Aim: Gather, from the data below, each line in which the word "Convert" occurs.

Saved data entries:
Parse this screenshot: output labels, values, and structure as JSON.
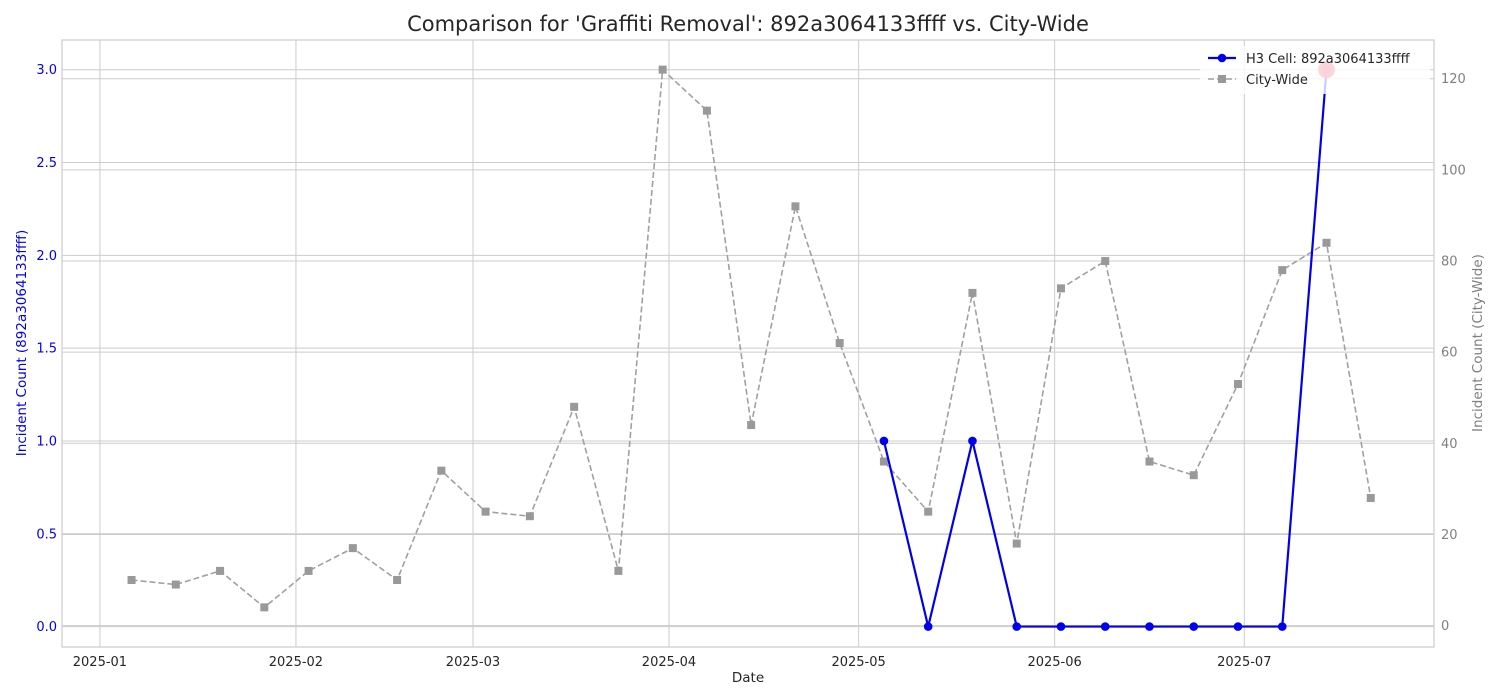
{
  "chart_data": {
    "type": "line",
    "title": "Comparison for 'Graffiti Removal': 892a3064133ffff vs. City-Wide",
    "xlabel": "Date",
    "ylabel_left": "Incident Count (892a3064133ffff)",
    "ylabel_right": "Incident Count (City-Wide)",
    "x_ticks": [
      "2025-01",
      "2025-02",
      "2025-03",
      "2025-04",
      "2025-05",
      "2025-06",
      "2025-07"
    ],
    "x_range": [
      "2024-12-26",
      "2025-07-31"
    ],
    "ylim_left": [
      -0.11,
      3.16
    ],
    "ylim_right": [
      -4.7,
      128.5
    ],
    "y_ticks_left": [
      "0.0",
      "0.5",
      "1.0",
      "1.5",
      "2.0",
      "2.5",
      "3.0"
    ],
    "y_ticks_right": [
      "0",
      "20",
      "40",
      "60",
      "80",
      "100",
      "120"
    ],
    "grid": true,
    "legend_placement": "top-right",
    "series": [
      {
        "name": "H3 Cell: 892a3064133ffff",
        "axis": "left",
        "color": "#0000ee",
        "style": "solid",
        "marker": "circle",
        "x": [
          "2025-05-05",
          "2025-05-12",
          "2025-05-19",
          "2025-05-26",
          "2025-06-02",
          "2025-06-09",
          "2025-06-16",
          "2025-06-23",
          "2025-06-30",
          "2025-07-07",
          "2025-07-14"
        ],
        "y": [
          1,
          0,
          1,
          0,
          0,
          0,
          0,
          0,
          0,
          0,
          3
        ]
      },
      {
        "name": "City-Wide",
        "axis": "right",
        "color": "#a0a0a0",
        "style": "dashed",
        "marker": "square",
        "x": [
          "2025-01-06",
          "2025-01-13",
          "2025-01-20",
          "2025-01-27",
          "2025-02-03",
          "2025-02-10",
          "2025-02-17",
          "2025-02-24",
          "2025-03-03",
          "2025-03-10",
          "2025-03-17",
          "2025-03-24",
          "2025-03-31",
          "2025-04-07",
          "2025-04-14",
          "2025-04-21",
          "2025-04-28",
          "2025-05-05",
          "2025-05-12",
          "2025-05-19",
          "2025-05-26",
          "2025-06-02",
          "2025-06-09",
          "2025-06-16",
          "2025-06-23",
          "2025-06-30",
          "2025-07-07",
          "2025-07-14",
          "2025-07-21"
        ],
        "y": [
          10,
          9,
          12,
          4,
          12,
          17,
          10,
          34,
          25,
          24,
          48,
          12,
          122,
          113,
          44,
          92,
          62,
          36,
          25,
          73,
          18,
          74,
          80,
          36,
          33,
          53,
          78,
          84,
          28
        ]
      }
    ],
    "highlight": {
      "series": "H3 Cell: 892a3064133ffff",
      "x": "2025-07-14",
      "y": 3,
      "color": "#ee2233"
    }
  }
}
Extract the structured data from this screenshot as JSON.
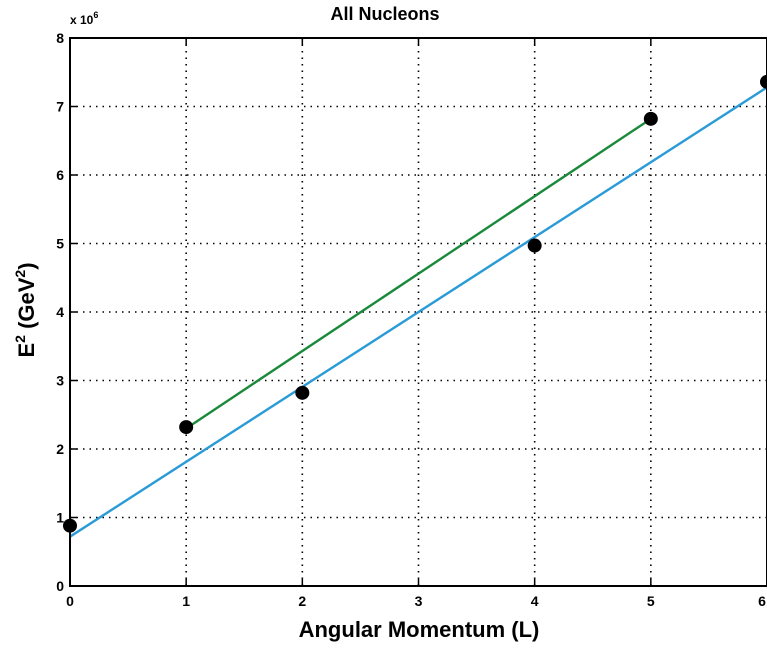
{
  "chart_data": {
    "type": "scatter",
    "title": "All Nucleons",
    "xlabel": "Angular Momentum (L)",
    "ylabel_base": "E",
    "ylabel_sup1": "2",
    "ylabel_unit": " (GeV",
    "ylabel_sup2": "2",
    "ylabel_end": ")",
    "y_multiplier_base": "x 10",
    "y_multiplier_exp": "6",
    "xlim": [
      0,
      6
    ],
    "ylim": [
      0,
      8
    ],
    "x_ticks": [
      "0",
      "1",
      "2",
      "3",
      "4",
      "5",
      "6"
    ],
    "y_ticks": [
      "0",
      "1",
      "2",
      "3",
      "4",
      "5",
      "6",
      "7",
      "8"
    ],
    "grid": true,
    "points": [
      {
        "x": 0,
        "y": 0.88
      },
      {
        "x": 1,
        "y": 2.32
      },
      {
        "x": 2,
        "y": 2.82
      },
      {
        "x": 4,
        "y": 4.97
      },
      {
        "x": 5,
        "y": 6.82
      },
      {
        "x": 6,
        "y": 7.36
      }
    ],
    "lines": [
      {
        "color": "#1a8a3a",
        "x": [
          1,
          5
        ],
        "y": [
          2.3,
          6.82
        ]
      },
      {
        "color": "#2a9bd6",
        "x": [
          0,
          6
        ],
        "y": [
          0.72,
          7.28
        ]
      }
    ]
  }
}
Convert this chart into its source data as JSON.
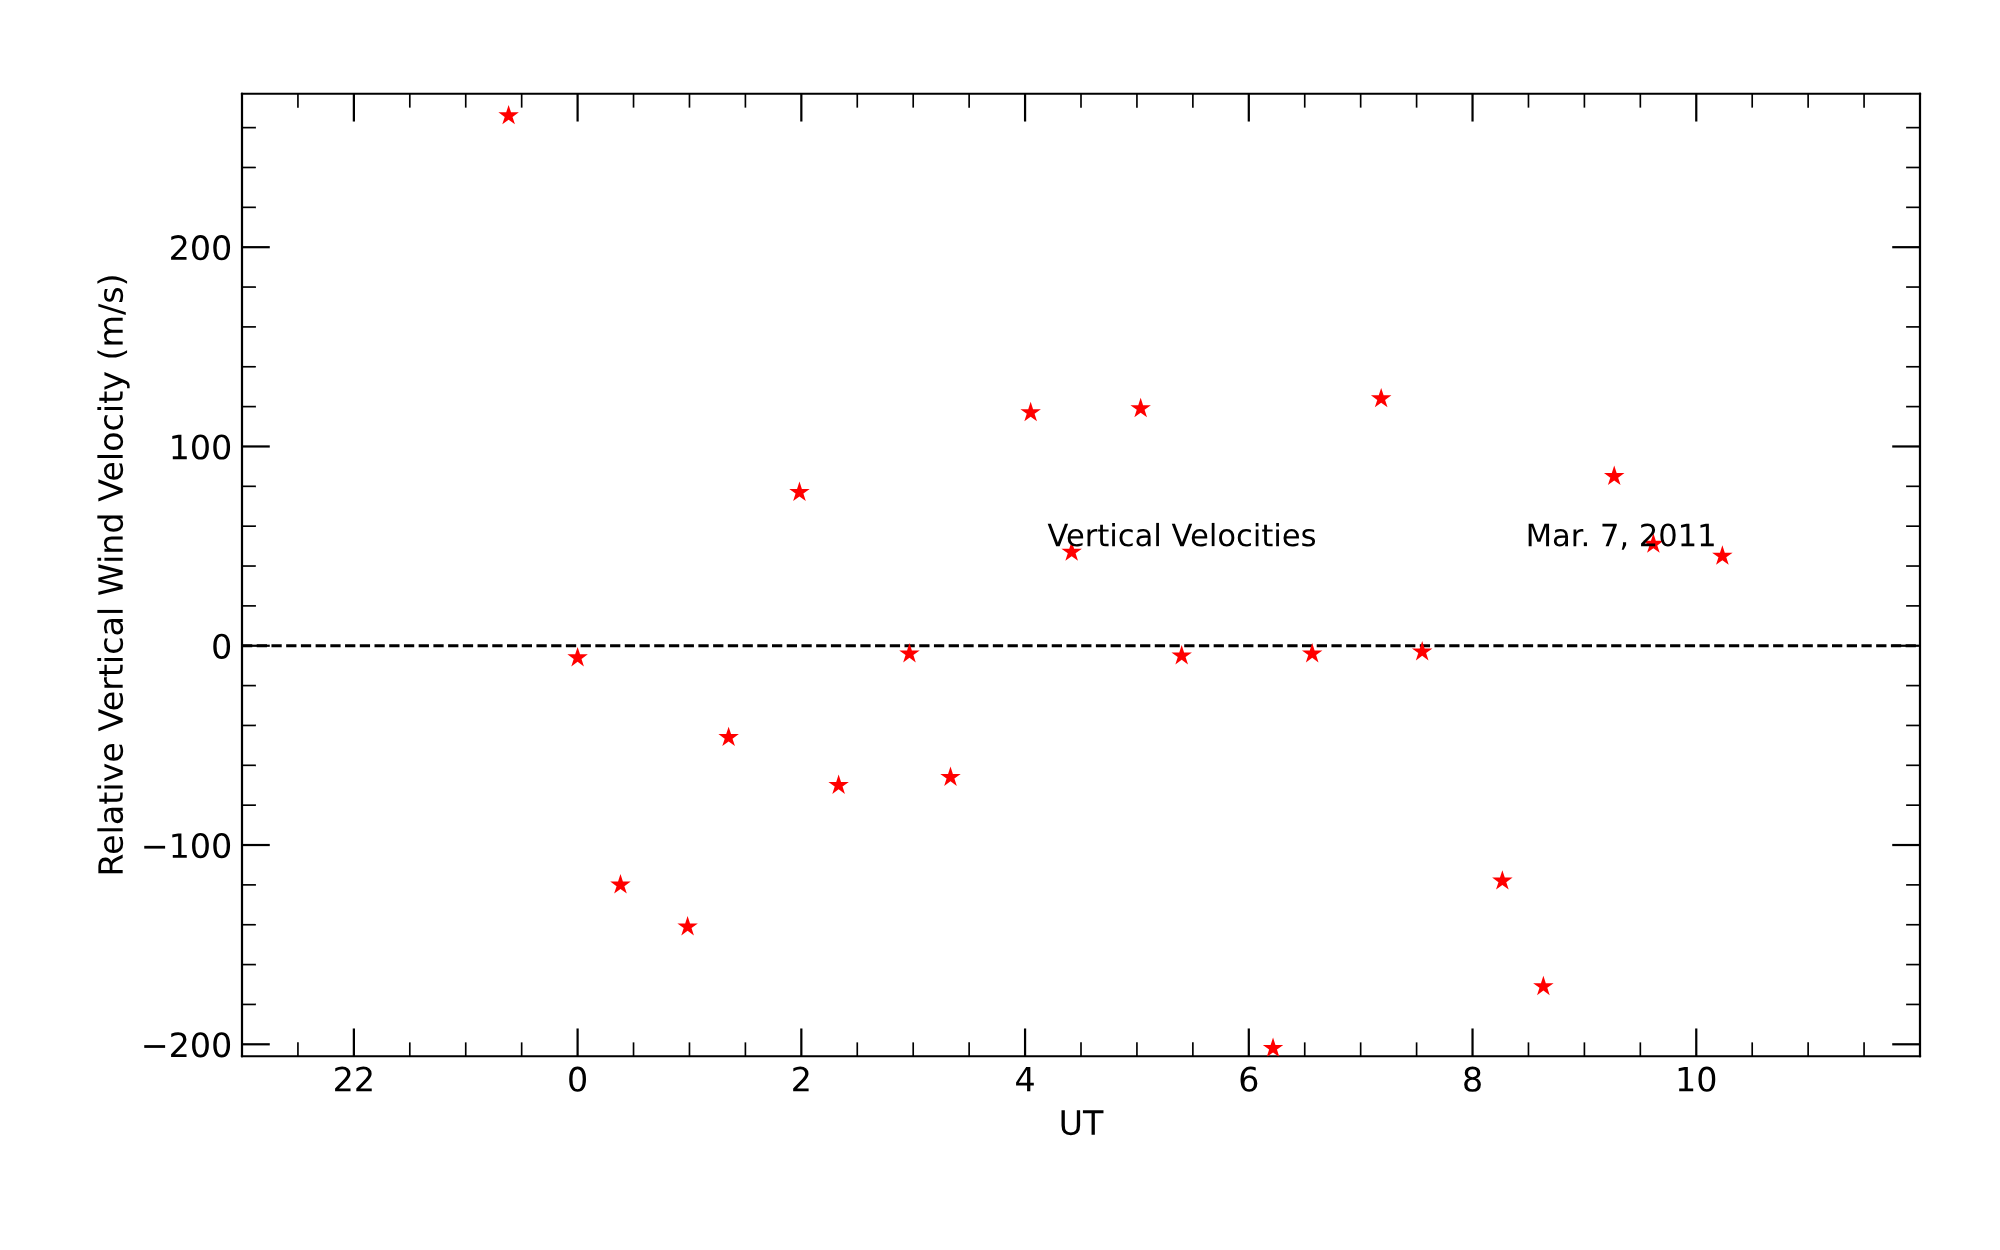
{
  "chart_data": {
    "type": "scatter",
    "xlabel": "UT",
    "ylabel": "Relative Vertical Wind Velocity (m/s)",
    "annotations": [
      "Vertical Velocities",
      "Mar. 7, 2011"
    ],
    "x": [
      "2011-03-06T23:23",
      "2011-03-07T00:00",
      "2011-03-07T00:23",
      "2011-03-07T00:59",
      "2011-03-07T01:21",
      "2011-03-07T01:59",
      "2011-03-07T02:20",
      "2011-03-07T02:58",
      "2011-03-07T03:20",
      "2011-03-07T04:03",
      "2011-03-07T04:25",
      "2011-03-07T05:02",
      "2011-03-07T05:24",
      "2011-03-07T06:13",
      "2011-03-07T06:34",
      "2011-03-07T07:11",
      "2011-03-07T07:33",
      "2011-03-07T08:16",
      "2011-03-07T08:38",
      "2011-03-07T09:16",
      "2011-03-07T09:37",
      "2011-03-07T10:14"
    ],
    "series": [
      {
        "color": "#ff0000",
        "values": [
          266,
          -6,
          -120,
          -141,
          -46,
          77,
          -70,
          -4,
          -66,
          117,
          47,
          119,
          -5,
          -202,
          -4,
          124,
          -3,
          -118,
          -171,
          85,
          51,
          45
        ]
      }
    ],
    "xlim": [
      "2011-03-06T21:00",
      "2011-03-07T12:00"
    ],
    "ylim": [
      -206,
      277
    ],
    "xticks": [
      {
        "value": "2011-03-06T22:00",
        "label": "22"
      },
      {
        "value": "2011-03-07T00:00",
        "label": "0"
      },
      {
        "value": "2011-03-07T02:00",
        "label": "2"
      },
      {
        "value": "2011-03-07T04:00",
        "label": "4"
      },
      {
        "value": "2011-03-07T06:00",
        "label": "6"
      },
      {
        "value": "2011-03-07T08:00",
        "label": "8"
      },
      {
        "value": "2011-03-07T10:00",
        "label": "10"
      }
    ],
    "yticks": [
      {
        "value": -200,
        "label": "−200"
      },
      {
        "value": -100,
        "label": "−100"
      },
      0,
      100,
      200
    ],
    "ref_lines": [
      {
        "axis": "y",
        "value": 0,
        "color": "#000000",
        "line_style": "dashed"
      }
    ],
    "marker": "star",
    "grid": false,
    "legend": false
  }
}
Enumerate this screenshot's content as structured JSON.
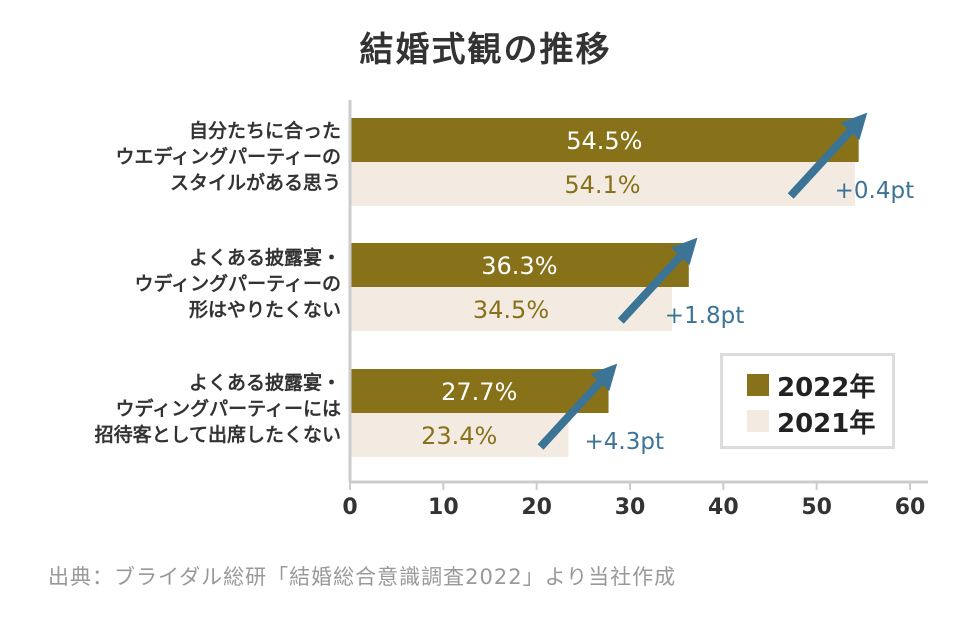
{
  "title": "結婚式観の推移",
  "source": "出典：ブライダル総研「結婚総合意識調査2022」より当社作成",
  "colors": {
    "series_2022": "#87721a",
    "series_2021": "#f3ebe2",
    "arrow": "#3c7496",
    "axis": "#cccccc",
    "label_2022": "#ffffff",
    "label_2021": "#87721a"
  },
  "legend": {
    "items": [
      "2022年",
      "2021年"
    ]
  },
  "chart_data": {
    "type": "bar",
    "orientation": "horizontal",
    "title": "結婚式観の推移",
    "categories": [
      [
        "自分たちに合った",
        "ウエディングパーティーの",
        "スタイルがある思う"
      ],
      [
        "よくある披露宴・",
        "ウディングパーティーの",
        "形はやりたくない"
      ],
      [
        "よくある披露宴・",
        "ウディングパーティーには",
        "招待客として出席したくない"
      ]
    ],
    "series": [
      {
        "name": "2022年",
        "values": [
          54.5,
          36.3,
          27.7
        ],
        "labels": [
          "54.5%",
          "36.3%",
          "27.7%"
        ]
      },
      {
        "name": "2021年",
        "values": [
          54.1,
          34.5,
          23.4
        ],
        "labels": [
          "54.1%",
          "34.5%",
          "23.4%"
        ]
      }
    ],
    "annotations": [
      "+0.4pt",
      "+1.8pt",
      "+4.3pt"
    ],
    "xlim": [
      0,
      60
    ],
    "xticks": [
      "0",
      "10",
      "20",
      "30",
      "40",
      "50",
      "60"
    ],
    "legend_position": "bottom-right",
    "grid": false
  }
}
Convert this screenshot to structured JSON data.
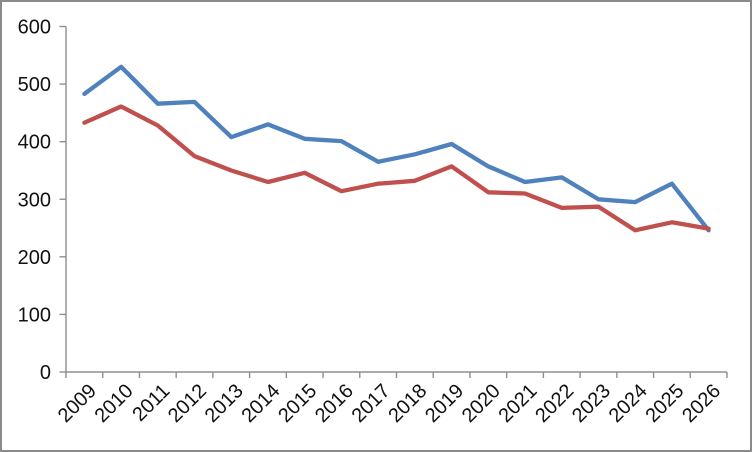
{
  "window": {
    "background": "#ffffff",
    "border_color": "#8a8a8a"
  },
  "chart_data": {
    "type": "line",
    "title": "",
    "xlabel": "",
    "ylabel": "",
    "categories": [
      "2009",
      "2010",
      "2011",
      "2012",
      "2013",
      "2014",
      "2015",
      "2016",
      "2017",
      "2018",
      "2019",
      "2020",
      "2021",
      "2022",
      "2023",
      "2024",
      "2025",
      "2026"
    ],
    "series": [
      {
        "name": "series-blue",
        "color": "#4F81BD",
        "values": [
          483,
          530,
          466,
          469,
          408,
          430,
          405,
          401,
          365,
          378,
          396,
          357,
          330,
          338,
          300,
          295,
          327,
          246
        ]
      },
      {
        "name": "series-red",
        "color": "#C0504D",
        "values": [
          433,
          461,
          428,
          375,
          350,
          330,
          346,
          314,
          327,
          332,
          357,
          312,
          310,
          285,
          287,
          246,
          260,
          249
        ]
      }
    ],
    "ylim": [
      0,
      600
    ],
    "yticks": [
      0,
      100,
      200,
      300,
      400,
      500,
      600
    ],
    "ytick_interval": 100,
    "x_tick_label_rotation": -45,
    "grid": false,
    "legend": "none",
    "axis_color": "#8f8f8f",
    "tick_label_color": "#111111",
    "line_width": 4.3
  }
}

Exercise result:
Convert this chart into its source data as JSON.
Convert this screenshot to structured JSON data.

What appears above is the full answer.